Records met regio-annotaties:
┄┄┄┄┄┄┄┄┄┄
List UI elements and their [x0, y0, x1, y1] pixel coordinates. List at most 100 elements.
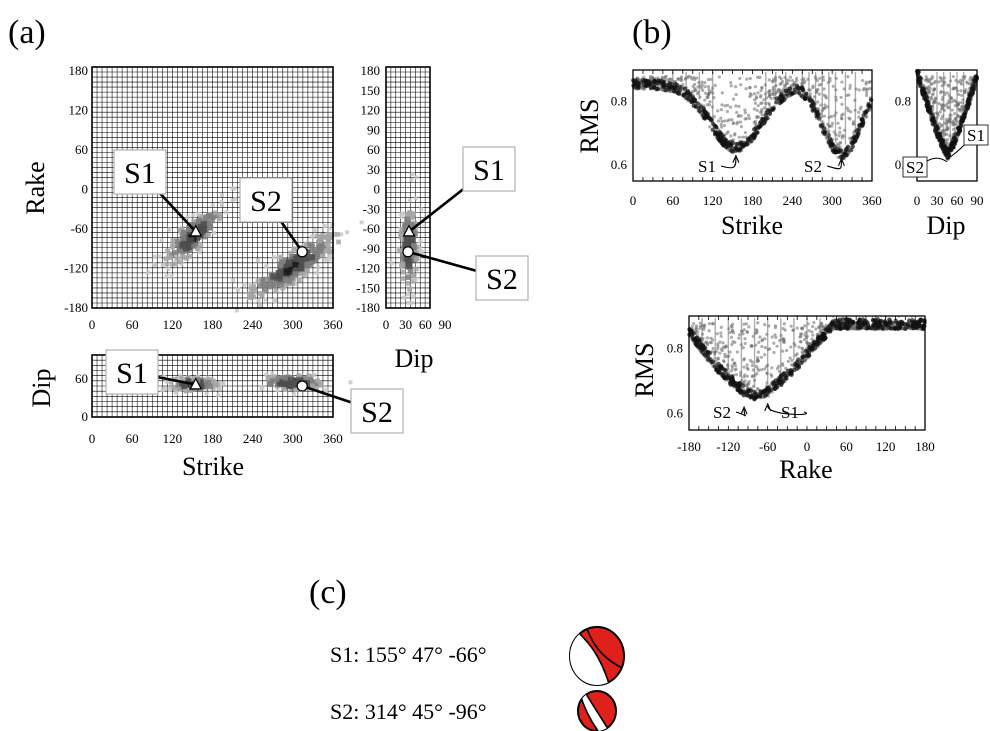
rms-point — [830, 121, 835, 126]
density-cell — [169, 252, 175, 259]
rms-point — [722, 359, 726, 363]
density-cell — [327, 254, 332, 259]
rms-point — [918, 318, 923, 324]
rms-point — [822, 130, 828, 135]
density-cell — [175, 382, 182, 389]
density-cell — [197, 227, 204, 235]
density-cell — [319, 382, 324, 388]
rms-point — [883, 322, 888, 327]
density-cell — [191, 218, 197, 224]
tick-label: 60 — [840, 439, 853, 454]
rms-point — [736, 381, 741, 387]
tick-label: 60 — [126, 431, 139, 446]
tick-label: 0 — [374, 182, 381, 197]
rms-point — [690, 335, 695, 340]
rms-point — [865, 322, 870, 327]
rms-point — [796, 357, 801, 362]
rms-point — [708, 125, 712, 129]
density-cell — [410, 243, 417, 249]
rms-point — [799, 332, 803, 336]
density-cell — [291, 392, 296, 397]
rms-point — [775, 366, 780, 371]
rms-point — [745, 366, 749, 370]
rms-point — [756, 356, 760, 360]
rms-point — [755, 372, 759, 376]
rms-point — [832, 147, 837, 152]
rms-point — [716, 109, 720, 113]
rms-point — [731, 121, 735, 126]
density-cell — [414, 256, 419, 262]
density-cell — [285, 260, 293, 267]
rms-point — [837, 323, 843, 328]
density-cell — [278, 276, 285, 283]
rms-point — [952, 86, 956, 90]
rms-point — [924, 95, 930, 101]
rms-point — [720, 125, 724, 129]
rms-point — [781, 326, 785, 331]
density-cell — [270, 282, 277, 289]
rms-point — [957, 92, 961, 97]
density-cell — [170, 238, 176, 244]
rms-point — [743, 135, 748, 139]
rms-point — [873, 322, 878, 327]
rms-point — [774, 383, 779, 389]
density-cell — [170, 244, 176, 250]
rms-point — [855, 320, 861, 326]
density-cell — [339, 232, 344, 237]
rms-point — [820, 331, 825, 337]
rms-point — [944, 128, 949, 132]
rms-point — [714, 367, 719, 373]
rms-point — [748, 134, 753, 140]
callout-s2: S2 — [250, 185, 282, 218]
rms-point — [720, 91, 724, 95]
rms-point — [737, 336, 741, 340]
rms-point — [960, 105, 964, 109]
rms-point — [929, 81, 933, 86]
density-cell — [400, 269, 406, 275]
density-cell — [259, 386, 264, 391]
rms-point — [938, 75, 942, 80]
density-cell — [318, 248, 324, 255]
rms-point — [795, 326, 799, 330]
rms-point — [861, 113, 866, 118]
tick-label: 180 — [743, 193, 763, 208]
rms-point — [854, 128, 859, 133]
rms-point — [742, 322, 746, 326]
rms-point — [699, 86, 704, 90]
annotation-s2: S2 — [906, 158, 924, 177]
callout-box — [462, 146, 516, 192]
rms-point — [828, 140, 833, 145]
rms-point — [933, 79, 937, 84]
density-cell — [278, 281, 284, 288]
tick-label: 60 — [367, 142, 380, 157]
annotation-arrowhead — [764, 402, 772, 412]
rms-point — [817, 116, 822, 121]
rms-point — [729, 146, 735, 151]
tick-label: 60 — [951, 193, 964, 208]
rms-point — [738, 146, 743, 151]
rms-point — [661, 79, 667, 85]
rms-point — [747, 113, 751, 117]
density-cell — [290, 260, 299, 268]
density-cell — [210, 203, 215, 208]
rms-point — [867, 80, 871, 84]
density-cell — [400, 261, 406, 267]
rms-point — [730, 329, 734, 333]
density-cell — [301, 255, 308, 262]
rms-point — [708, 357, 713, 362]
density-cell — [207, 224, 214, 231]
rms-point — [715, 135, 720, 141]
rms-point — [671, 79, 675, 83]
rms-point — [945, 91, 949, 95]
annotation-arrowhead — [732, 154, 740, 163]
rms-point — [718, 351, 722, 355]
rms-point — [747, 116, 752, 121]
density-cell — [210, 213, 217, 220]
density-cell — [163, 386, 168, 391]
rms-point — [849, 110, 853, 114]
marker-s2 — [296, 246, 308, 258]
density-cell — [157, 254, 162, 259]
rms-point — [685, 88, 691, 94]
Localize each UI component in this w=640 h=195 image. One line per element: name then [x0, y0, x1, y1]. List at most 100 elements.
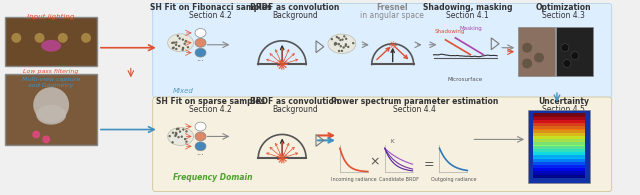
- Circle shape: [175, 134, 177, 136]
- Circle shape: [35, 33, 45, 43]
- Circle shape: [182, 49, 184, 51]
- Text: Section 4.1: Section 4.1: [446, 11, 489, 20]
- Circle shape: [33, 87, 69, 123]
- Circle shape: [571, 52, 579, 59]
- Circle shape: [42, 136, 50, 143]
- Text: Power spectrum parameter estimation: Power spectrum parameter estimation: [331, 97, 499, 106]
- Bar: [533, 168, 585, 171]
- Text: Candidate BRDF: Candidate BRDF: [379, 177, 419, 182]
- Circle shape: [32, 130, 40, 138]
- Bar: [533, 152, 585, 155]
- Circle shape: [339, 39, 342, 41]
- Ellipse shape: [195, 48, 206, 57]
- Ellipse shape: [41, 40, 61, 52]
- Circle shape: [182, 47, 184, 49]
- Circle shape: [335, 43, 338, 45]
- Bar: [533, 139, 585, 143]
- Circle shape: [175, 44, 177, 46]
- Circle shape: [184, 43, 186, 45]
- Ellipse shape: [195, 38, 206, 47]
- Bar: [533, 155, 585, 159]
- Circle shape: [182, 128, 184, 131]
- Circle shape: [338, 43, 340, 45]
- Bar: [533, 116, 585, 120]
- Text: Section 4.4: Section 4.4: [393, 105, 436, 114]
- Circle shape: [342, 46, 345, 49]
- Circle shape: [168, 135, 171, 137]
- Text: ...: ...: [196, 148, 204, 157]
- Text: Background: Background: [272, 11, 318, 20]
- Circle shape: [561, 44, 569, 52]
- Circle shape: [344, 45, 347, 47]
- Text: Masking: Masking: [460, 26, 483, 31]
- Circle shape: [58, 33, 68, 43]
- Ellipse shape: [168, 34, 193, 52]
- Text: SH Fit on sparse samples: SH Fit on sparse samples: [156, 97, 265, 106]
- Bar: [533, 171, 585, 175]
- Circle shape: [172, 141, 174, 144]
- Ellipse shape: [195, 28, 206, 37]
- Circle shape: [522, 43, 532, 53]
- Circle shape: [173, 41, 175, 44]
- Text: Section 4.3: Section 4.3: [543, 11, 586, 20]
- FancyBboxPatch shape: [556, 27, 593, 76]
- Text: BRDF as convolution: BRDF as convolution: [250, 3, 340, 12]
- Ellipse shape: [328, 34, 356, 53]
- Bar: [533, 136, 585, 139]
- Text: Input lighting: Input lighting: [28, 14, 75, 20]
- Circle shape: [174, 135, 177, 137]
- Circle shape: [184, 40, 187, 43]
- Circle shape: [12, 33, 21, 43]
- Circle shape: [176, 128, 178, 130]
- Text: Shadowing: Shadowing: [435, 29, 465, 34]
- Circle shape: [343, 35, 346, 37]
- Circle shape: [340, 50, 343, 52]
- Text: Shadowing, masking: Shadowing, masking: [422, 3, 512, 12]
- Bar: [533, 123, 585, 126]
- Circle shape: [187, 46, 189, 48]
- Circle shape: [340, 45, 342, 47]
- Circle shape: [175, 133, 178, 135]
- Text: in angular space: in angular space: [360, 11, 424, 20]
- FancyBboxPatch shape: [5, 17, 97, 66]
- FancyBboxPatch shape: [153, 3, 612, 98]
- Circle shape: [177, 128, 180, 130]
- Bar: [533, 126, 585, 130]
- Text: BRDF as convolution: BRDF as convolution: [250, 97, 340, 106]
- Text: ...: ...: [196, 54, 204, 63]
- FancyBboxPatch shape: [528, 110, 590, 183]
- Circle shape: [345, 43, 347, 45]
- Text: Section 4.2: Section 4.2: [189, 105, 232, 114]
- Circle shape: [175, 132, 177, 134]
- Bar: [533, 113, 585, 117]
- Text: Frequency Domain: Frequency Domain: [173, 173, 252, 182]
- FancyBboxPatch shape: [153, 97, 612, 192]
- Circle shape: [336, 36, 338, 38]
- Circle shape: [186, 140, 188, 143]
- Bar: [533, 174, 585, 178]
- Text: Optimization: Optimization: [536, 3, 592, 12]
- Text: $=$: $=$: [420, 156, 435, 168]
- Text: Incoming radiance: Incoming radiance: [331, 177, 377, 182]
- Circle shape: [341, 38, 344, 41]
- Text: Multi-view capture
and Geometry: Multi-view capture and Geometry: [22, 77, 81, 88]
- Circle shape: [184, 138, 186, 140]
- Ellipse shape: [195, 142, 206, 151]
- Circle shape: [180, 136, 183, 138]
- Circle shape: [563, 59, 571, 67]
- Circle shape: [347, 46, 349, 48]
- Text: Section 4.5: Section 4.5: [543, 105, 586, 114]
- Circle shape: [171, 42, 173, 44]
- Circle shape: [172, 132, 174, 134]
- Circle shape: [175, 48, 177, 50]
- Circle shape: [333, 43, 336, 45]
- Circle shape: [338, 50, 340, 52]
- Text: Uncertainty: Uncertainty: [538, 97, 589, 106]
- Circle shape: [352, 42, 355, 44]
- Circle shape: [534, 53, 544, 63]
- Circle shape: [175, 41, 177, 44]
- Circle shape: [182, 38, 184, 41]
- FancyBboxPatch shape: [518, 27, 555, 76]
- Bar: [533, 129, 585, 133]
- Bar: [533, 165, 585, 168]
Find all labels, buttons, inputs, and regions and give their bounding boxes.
┄┄┄┄┄┄┄┄┄┄
> _Opdrachtdoel_: Zet het stuk vanaf de regel met "- Circle shape: [175, 134, 177, 136]" tot en met de regel met "- Circle shape: [182, 128, 184, 131]" in een JSON-lijst van strings, met één string per regel en zonder lege regels.

> _Antwoord op oefening_:
[
  "- Circle shape: [175, 134, 177, 136]",
  "- Circle shape: [35, 33, 45, 43]",
  "- Circle shape: [182, 49, 184, 51]",
  "- Text: Section 4.1: Section 4.1: [446, 11, 489, 20]",
  "- Circle shape: [33, 87, 69, 123]",
  "- Circle shape: [571, 52, 579, 59]",
  "- Circle shape: [42, 136, 50, 143]",
  "- Text: Power spectrum parameter estimation: Power spectrum parameter estimation: [331, 97, 499, 106]",
  "- Bar: [533, 168, 585, 171]",
  "- Text: Candidate BRDF: Candidate BRDF: [379, 177, 419, 182]",
  "- Circle shape: [32, 130, 40, 138]",
  "- Bar: [533, 152, 585, 155]",
  "- Circle shape: [339, 39, 342, 41]",
  "- Ellipse shape: [195, 48, 206, 57]",
  "- Ellipse shape: [41, 40, 61, 52]",
  "- Circle shape: [182, 47, 184, 49]",
  "- Circle shape: [335, 43, 338, 45]",
  "- Bar: [533, 139, 585, 143]",
  "- Circle shape: [175, 44, 177, 46]",
  "- Circle shape: [184, 43, 186, 45]",
  "- Ellipse shape: [195, 38, 206, 47]",
  "- Bar: [533, 155, 585, 159]",
  "- Circle shape: [182, 128, 184, 131]"
]